▶ [Description of the task]
In the listing that follows, how many lines contain the string "Receita"? Provide only the number.

▶ [Exercise inputs]

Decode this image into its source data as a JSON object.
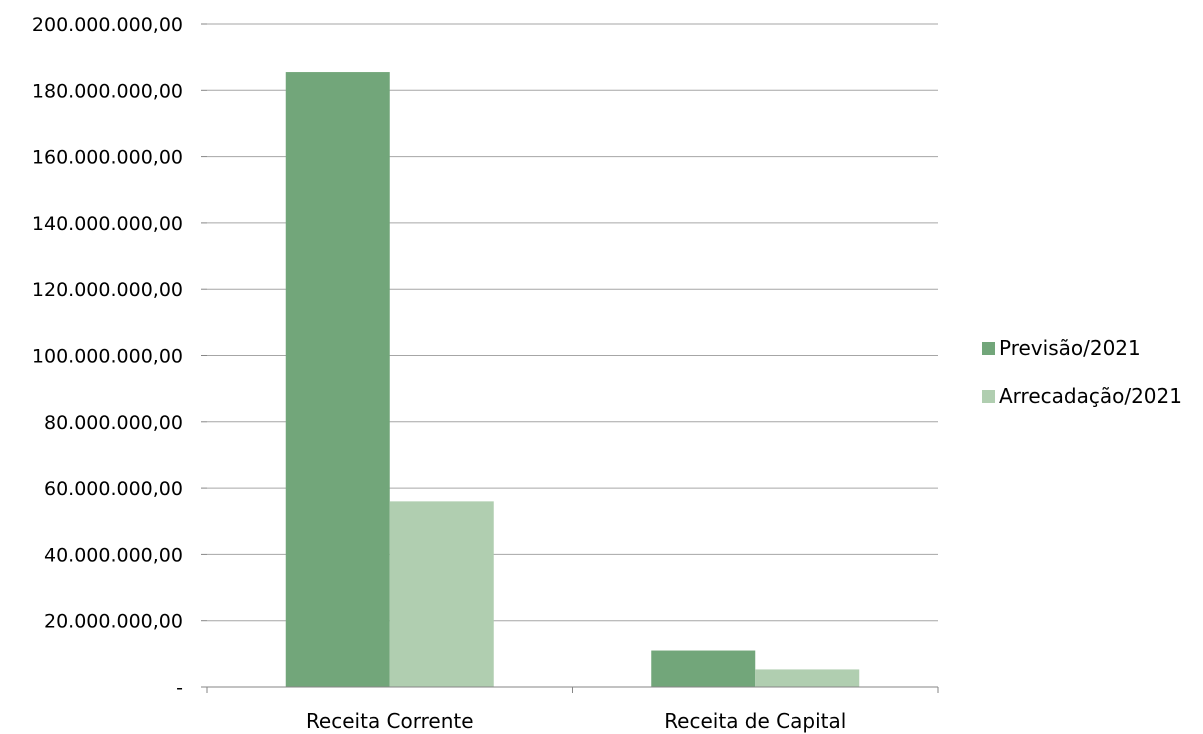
{
  "chart_data": {
    "type": "bar",
    "title": "",
    "xlabel": "",
    "ylabel": "",
    "categories": [
      "Receita Corrente",
      "Receita de Capital"
    ],
    "series": [
      {
        "name": "Previsão/2021",
        "color": "#72a67a",
        "values": [
          185500000,
          11000000
        ]
      },
      {
        "name": "Arrecadação/2021",
        "color": "#b0ceb0",
        "values": [
          56000000,
          5300000
        ]
      }
    ],
    "ylim": [
      0,
      200000000
    ],
    "yticks": [
      0,
      20000000,
      40000000,
      60000000,
      80000000,
      100000000,
      120000000,
      140000000,
      160000000,
      180000000,
      200000000
    ],
    "ytick_labels": [
      "-",
      "20.000.000,00",
      "40.000.000,00",
      "60.000.000,00",
      "80.000.000,00",
      "100.000.000,00",
      "120.000.000,00",
      "140.000.000,00",
      "160.000.000,00",
      "180.000.000,00",
      "200.000.000,00"
    ],
    "grid": true,
    "legend_position": "right"
  }
}
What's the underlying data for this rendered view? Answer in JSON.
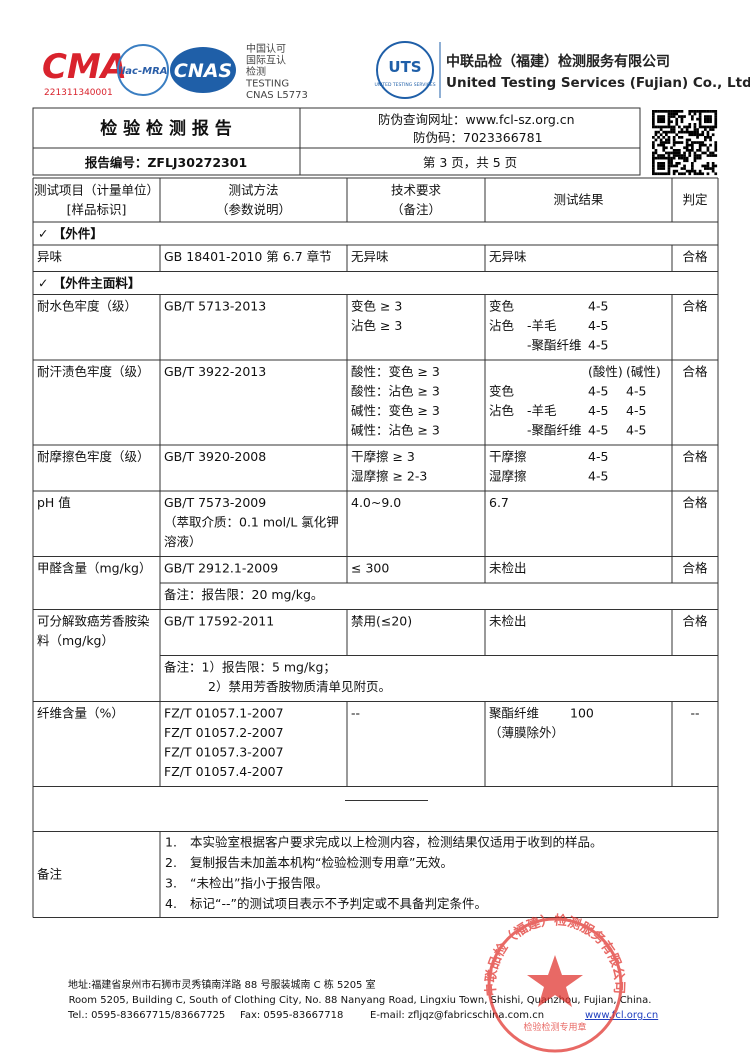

▶ [Completed exercise]
2